**OBJECTIVE**
Make an exact copy of the records, with the pictures left out.

>>>

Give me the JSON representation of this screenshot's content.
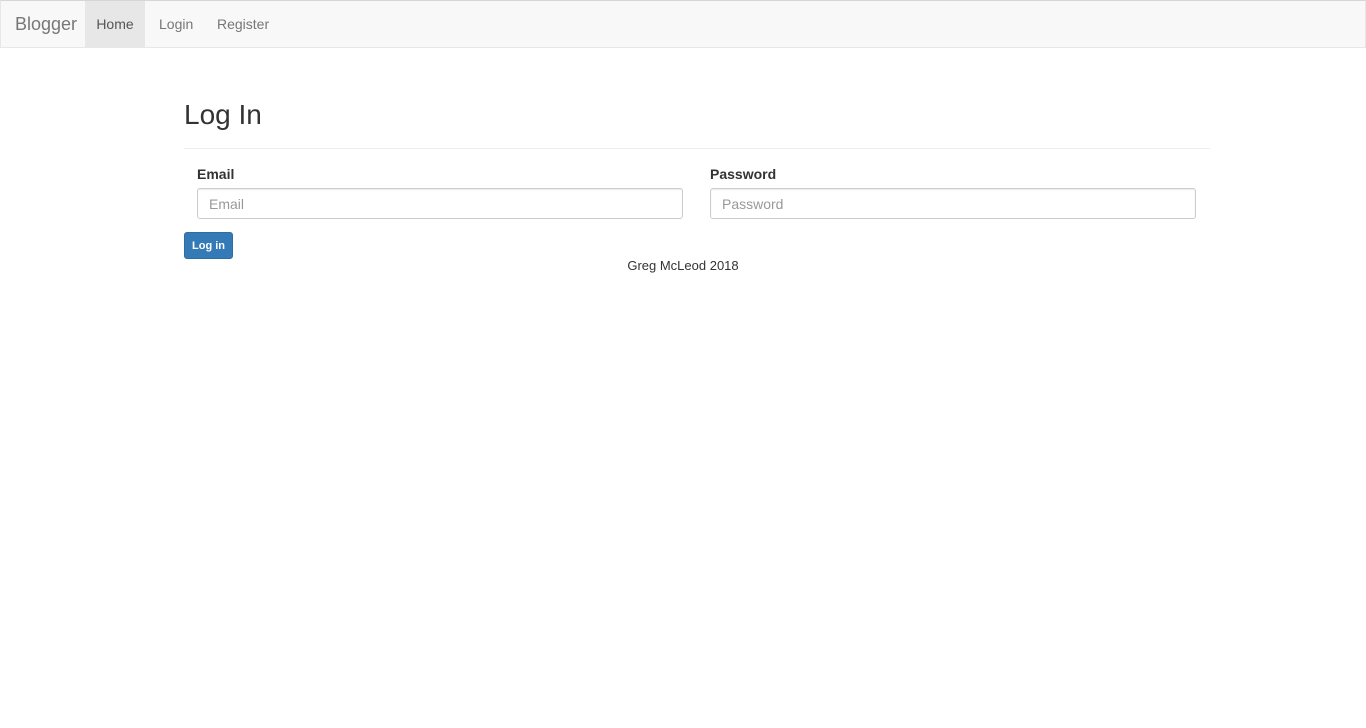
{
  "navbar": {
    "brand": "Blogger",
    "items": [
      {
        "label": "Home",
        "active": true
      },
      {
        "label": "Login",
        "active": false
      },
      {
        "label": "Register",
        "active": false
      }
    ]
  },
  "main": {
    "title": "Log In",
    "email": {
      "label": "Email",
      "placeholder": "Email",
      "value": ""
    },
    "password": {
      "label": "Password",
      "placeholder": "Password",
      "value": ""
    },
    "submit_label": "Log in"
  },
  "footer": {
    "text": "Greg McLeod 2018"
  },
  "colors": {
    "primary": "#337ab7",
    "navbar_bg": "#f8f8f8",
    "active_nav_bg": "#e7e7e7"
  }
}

<<<

**RESPONSE**
Give me the JSON representation of this screenshot's content.
{
  "navbar": {
    "brand": "Blogger",
    "items": [
      {
        "label": "Home",
        "active": true
      },
      {
        "label": "Login",
        "active": false
      },
      {
        "label": "Register",
        "active": false
      }
    ]
  },
  "main": {
    "title": "Log In",
    "email": {
      "label": "Email",
      "placeholder": "Email",
      "value": ""
    },
    "password": {
      "label": "Password",
      "placeholder": "Password",
      "value": ""
    },
    "submit_label": "Log in"
  },
  "footer": {
    "text": "Greg McLeod 2018"
  },
  "colors": {
    "primary": "#337ab7",
    "navbar_bg": "#f8f8f8",
    "active_nav_bg": "#e7e7e7"
  }
}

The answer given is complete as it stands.